* _YOUR OBJECTIVE_:
Wherever a line holds the word "source", copy that line out.

* _Entries taken from a collection_:
════════
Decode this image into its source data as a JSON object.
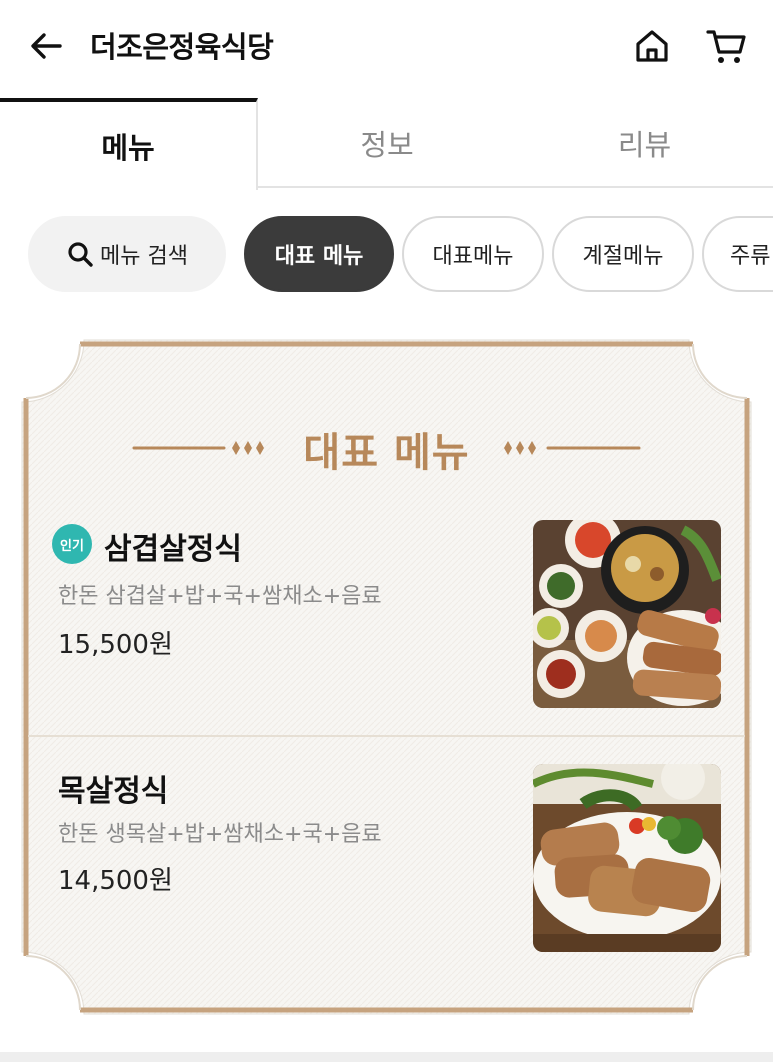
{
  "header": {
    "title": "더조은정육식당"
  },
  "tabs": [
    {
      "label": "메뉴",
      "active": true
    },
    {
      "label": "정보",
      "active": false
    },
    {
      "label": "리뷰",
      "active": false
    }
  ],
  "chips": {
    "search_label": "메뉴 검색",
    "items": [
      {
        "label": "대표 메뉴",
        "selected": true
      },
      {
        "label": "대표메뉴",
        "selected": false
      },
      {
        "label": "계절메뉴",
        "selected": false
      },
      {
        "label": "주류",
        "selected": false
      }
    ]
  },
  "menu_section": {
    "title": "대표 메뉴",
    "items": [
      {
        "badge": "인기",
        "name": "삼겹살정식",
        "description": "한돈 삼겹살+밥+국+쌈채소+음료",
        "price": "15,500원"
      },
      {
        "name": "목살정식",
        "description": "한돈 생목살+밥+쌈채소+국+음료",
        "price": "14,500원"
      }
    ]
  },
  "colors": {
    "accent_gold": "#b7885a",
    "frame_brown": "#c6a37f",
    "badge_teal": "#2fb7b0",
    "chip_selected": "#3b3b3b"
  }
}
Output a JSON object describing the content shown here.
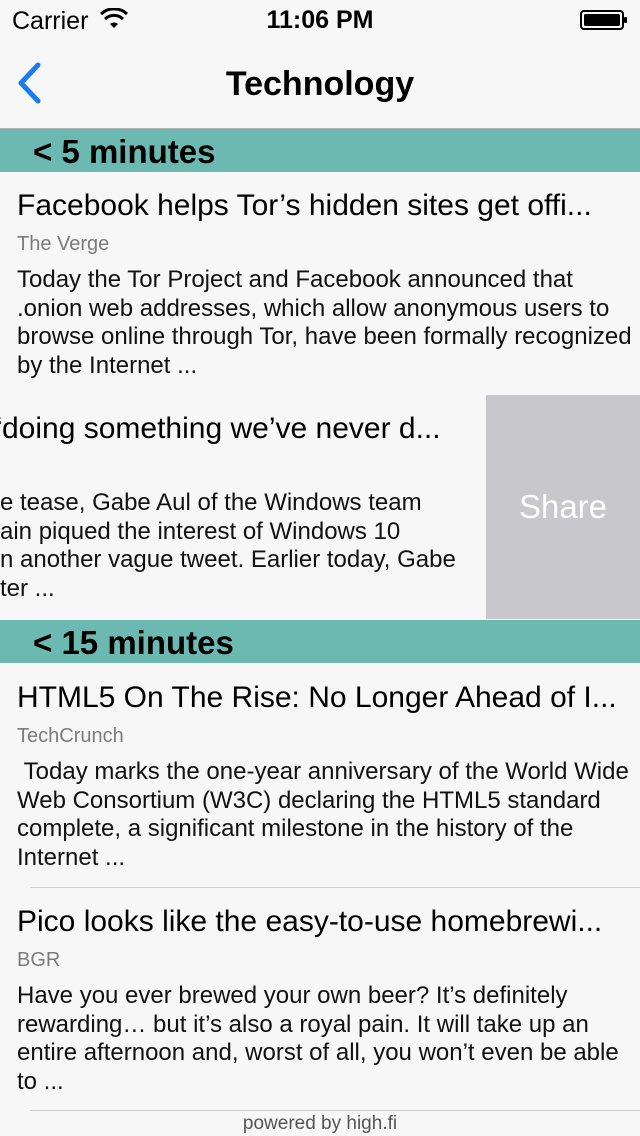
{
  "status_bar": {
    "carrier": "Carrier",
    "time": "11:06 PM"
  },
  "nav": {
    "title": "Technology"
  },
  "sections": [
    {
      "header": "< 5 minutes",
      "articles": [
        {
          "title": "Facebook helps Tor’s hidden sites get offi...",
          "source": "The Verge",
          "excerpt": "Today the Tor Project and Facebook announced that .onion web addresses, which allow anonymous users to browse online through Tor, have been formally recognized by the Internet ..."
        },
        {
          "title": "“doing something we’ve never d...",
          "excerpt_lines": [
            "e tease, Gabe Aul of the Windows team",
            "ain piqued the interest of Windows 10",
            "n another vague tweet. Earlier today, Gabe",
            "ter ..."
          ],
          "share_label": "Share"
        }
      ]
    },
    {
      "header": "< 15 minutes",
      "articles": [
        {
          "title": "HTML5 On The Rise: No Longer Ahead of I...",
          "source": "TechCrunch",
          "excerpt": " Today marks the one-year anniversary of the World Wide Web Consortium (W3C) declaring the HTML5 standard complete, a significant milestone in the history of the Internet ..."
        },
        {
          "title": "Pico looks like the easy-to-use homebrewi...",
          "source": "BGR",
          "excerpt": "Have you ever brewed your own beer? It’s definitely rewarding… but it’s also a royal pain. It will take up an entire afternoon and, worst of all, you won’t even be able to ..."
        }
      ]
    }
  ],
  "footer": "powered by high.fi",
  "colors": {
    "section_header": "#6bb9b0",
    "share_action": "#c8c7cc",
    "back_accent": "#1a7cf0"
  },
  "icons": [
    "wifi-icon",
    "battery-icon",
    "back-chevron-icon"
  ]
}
════════
* _REPLY_:
Decode this image into its source data as a JSON object.
          "source": "The Verge",
          "source": "TechCrunch",
          "source": "BGR",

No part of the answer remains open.